▶ **Written task**:
Return exactly the span of lines that opens with the line containing "Extract the structured" and closes with the last line of the data, inclusive.
#####
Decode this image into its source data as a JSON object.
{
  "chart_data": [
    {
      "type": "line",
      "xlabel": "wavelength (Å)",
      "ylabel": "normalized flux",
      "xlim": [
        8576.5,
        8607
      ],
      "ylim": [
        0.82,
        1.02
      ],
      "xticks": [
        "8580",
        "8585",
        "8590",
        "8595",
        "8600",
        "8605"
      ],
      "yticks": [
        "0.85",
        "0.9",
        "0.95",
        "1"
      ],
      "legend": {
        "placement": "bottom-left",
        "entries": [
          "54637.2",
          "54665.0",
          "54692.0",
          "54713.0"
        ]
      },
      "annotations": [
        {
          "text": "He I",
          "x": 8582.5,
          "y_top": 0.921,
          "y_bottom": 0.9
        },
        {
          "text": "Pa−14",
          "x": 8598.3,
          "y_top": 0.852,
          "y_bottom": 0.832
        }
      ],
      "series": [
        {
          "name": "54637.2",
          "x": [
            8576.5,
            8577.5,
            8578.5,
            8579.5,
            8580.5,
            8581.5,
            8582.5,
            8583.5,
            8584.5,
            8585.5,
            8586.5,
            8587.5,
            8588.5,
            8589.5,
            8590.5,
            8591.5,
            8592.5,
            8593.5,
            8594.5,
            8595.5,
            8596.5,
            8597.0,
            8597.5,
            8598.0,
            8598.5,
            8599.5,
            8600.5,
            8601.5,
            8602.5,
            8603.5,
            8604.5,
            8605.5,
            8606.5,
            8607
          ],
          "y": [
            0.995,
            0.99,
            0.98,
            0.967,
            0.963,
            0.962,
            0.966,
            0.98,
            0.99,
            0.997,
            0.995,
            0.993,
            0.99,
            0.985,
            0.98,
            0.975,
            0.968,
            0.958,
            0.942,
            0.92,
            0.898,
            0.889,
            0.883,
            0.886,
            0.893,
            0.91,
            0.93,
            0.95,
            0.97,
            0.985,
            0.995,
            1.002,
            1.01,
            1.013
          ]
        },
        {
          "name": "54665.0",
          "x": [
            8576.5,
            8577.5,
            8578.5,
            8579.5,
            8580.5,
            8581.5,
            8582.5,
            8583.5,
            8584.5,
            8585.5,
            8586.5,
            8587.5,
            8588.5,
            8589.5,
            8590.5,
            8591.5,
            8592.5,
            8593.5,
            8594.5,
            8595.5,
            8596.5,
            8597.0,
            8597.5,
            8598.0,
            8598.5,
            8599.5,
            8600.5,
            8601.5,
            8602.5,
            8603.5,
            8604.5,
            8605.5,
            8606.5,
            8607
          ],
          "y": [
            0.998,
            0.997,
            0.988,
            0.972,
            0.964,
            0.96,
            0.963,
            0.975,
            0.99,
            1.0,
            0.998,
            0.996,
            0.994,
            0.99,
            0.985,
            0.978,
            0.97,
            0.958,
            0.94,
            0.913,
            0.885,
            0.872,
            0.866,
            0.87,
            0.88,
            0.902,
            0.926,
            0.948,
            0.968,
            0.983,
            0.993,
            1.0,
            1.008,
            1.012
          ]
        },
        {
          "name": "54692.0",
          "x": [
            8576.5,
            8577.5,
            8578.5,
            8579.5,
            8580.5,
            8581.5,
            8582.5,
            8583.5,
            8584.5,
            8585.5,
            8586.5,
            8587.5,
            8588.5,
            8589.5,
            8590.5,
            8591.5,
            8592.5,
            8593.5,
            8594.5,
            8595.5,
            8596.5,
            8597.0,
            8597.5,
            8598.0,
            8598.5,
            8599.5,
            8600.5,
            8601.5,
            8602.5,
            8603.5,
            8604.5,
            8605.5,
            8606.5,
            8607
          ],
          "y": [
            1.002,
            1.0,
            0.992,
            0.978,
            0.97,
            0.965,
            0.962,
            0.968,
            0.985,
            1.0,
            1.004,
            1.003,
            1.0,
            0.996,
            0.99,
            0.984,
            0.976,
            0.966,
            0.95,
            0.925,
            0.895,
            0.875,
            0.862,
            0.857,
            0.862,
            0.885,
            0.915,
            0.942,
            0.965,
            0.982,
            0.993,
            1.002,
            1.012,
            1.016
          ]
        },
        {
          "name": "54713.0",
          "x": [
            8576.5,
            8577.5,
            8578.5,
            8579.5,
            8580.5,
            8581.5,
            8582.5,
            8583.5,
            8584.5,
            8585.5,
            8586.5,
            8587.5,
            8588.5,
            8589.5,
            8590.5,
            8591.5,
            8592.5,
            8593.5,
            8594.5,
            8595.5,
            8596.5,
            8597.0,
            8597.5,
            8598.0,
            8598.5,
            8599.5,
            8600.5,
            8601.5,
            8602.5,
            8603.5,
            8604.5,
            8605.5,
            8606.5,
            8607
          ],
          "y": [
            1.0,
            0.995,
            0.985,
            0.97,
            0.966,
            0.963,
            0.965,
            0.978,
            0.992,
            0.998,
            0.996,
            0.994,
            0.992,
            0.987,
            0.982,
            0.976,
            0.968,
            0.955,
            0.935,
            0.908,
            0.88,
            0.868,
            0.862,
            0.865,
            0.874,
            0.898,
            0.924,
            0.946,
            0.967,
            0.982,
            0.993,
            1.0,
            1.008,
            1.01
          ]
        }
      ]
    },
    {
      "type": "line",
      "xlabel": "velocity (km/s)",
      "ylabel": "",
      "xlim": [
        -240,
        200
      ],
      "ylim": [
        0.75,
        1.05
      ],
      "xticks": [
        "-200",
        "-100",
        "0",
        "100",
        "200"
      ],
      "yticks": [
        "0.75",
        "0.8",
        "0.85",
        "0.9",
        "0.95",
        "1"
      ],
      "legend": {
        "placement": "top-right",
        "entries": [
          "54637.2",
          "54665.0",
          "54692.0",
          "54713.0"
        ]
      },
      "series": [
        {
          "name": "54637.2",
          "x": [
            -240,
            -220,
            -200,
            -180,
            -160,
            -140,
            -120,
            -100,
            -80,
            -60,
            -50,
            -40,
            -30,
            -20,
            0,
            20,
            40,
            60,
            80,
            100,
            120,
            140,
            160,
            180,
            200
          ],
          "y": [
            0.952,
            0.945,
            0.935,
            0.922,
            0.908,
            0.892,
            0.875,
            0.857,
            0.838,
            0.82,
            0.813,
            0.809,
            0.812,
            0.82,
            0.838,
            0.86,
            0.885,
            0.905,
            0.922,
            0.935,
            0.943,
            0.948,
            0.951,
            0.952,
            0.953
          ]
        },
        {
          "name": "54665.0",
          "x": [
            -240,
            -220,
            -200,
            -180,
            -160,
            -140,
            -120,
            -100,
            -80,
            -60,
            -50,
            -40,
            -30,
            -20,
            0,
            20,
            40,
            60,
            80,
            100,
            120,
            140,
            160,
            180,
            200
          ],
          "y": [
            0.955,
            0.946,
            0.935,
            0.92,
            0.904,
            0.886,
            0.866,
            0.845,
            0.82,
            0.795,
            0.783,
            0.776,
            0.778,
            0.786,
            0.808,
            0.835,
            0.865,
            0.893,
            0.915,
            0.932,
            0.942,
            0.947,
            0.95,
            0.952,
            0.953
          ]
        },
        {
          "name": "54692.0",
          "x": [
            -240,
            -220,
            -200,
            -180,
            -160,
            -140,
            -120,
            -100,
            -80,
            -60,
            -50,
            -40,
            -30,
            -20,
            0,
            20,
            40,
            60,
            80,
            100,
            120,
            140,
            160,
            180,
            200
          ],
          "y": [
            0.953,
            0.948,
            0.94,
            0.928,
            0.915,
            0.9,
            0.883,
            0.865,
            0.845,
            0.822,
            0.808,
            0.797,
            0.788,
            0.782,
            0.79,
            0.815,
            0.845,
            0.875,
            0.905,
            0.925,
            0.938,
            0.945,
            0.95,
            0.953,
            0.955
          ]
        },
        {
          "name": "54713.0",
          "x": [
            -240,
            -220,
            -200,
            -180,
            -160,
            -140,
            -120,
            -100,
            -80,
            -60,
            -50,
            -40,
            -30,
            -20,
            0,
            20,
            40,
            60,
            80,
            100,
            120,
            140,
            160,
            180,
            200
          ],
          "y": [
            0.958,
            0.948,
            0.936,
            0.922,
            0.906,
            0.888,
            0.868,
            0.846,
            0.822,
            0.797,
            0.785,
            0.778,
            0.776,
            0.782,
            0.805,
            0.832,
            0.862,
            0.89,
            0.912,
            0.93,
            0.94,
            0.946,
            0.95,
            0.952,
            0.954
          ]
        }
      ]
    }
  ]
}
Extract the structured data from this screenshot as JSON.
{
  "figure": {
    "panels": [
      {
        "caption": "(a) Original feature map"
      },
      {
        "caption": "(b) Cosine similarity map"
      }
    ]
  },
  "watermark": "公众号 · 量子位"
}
#####
▶ **Output**:
Extract the structured data from this screenshot as JSON.
{
  "figure": {
    "panels": [
      {
        "caption": "(a) Original feature map"
      },
      {
        "caption": "(b) Cosine similarity map"
      }
    ]
  },
  "watermark": "公众号 · 量子位"
}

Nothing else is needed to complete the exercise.